## WHAT IS NEEDED
Below you will find a set of lines. Repeat them all exactly.

(Records from a collection)
******************************

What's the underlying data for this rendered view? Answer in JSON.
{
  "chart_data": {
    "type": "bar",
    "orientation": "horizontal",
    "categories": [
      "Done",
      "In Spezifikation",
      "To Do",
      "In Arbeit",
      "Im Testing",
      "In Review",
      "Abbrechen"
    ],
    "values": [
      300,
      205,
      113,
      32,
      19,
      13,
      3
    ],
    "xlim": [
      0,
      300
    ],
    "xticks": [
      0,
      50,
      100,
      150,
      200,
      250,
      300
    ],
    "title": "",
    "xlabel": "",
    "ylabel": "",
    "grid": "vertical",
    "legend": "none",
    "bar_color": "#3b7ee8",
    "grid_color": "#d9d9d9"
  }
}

******************************

## THE REPLY
What's the underlying data for this rendered view? Answer in JSON.
{
  "chart_data": {
    "type": "bar",
    "orientation": "horizontal",
    "categories": [
      "Done",
      "In Spezifikation",
      "To Do",
      "In Arbeit",
      "Im Testing",
      "In Review",
      "Abbrechen"
    ],
    "values": [
      300,
      205,
      113,
      32,
      19,
      13,
      3
    ],
    "xlim": [
      0,
      300
    ],
    "xticks": [
      0,
      50,
      100,
      150,
      200,
      250,
      300
    ],
    "title": "",
    "xlabel": "",
    "ylabel": "",
    "grid": "vertical",
    "legend": "none",
    "bar_color": "#3b7ee8",
    "grid_color": "#d9d9d9"
  }
}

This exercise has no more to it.